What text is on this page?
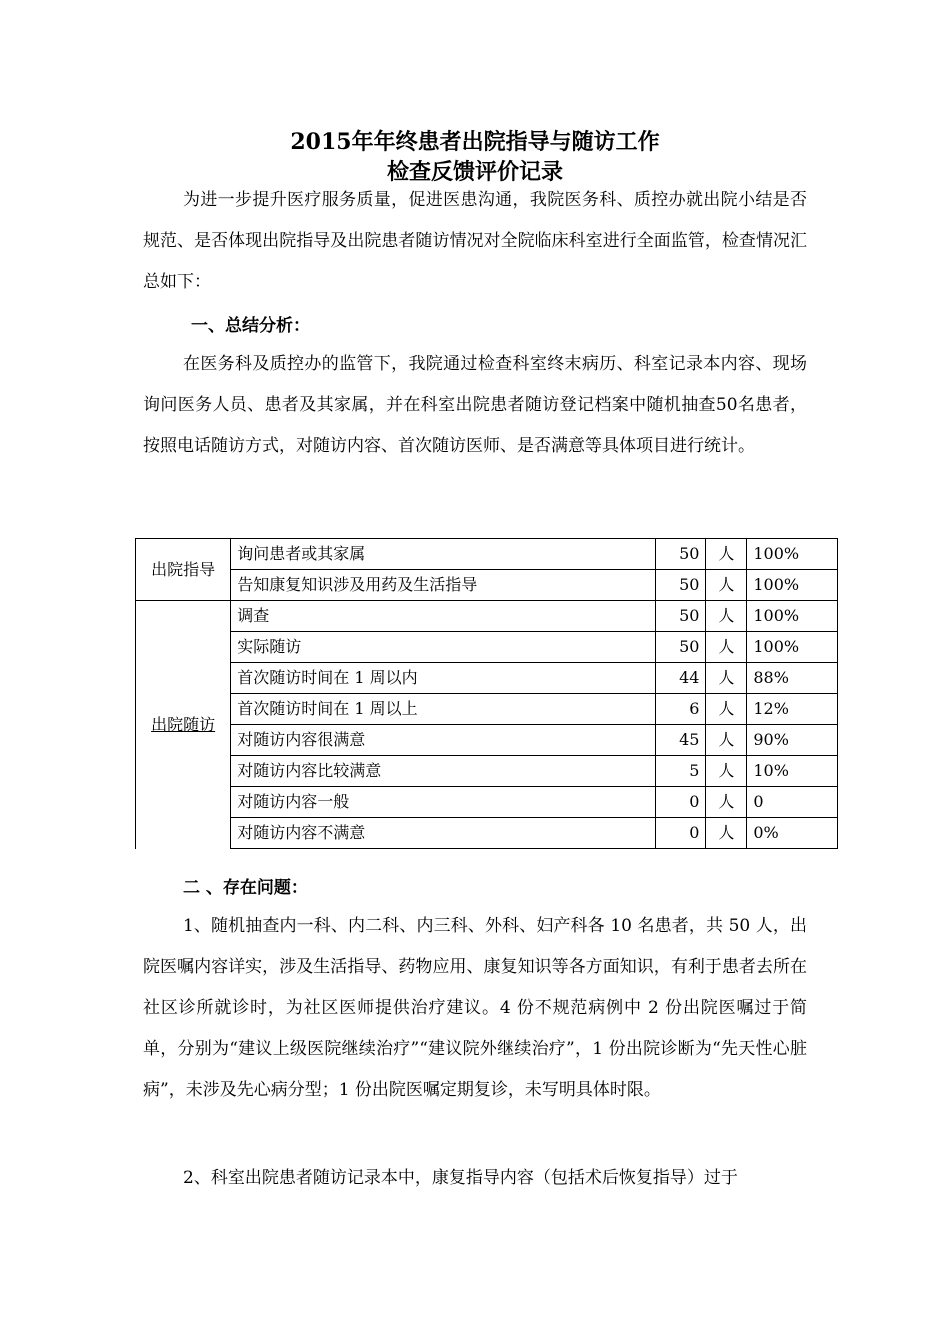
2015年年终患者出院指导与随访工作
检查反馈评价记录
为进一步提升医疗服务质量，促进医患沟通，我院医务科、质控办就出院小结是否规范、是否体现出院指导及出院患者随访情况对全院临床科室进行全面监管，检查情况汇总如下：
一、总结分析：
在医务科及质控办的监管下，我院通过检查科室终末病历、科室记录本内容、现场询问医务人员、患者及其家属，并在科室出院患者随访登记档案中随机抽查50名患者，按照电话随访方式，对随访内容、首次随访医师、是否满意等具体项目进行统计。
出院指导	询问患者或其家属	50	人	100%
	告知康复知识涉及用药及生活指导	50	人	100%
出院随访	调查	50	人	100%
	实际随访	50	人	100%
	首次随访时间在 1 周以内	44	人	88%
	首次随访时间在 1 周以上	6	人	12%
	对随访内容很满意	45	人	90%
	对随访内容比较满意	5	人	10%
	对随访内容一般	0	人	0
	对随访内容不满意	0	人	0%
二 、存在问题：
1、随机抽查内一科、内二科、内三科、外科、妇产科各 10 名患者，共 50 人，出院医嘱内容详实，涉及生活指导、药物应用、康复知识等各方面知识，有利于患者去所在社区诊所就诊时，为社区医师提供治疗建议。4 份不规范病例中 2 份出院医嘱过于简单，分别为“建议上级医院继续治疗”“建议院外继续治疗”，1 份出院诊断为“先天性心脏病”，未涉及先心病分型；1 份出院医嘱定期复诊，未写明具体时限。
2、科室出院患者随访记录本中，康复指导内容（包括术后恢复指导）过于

_Aim of the task_: Within the listing above, copy each line that has the string "首次随访时间在".

_Task answer_:
	首次随访时间在 1 周以内	44	人	88%
	首次随访时间在 1 周以上	6	人	12%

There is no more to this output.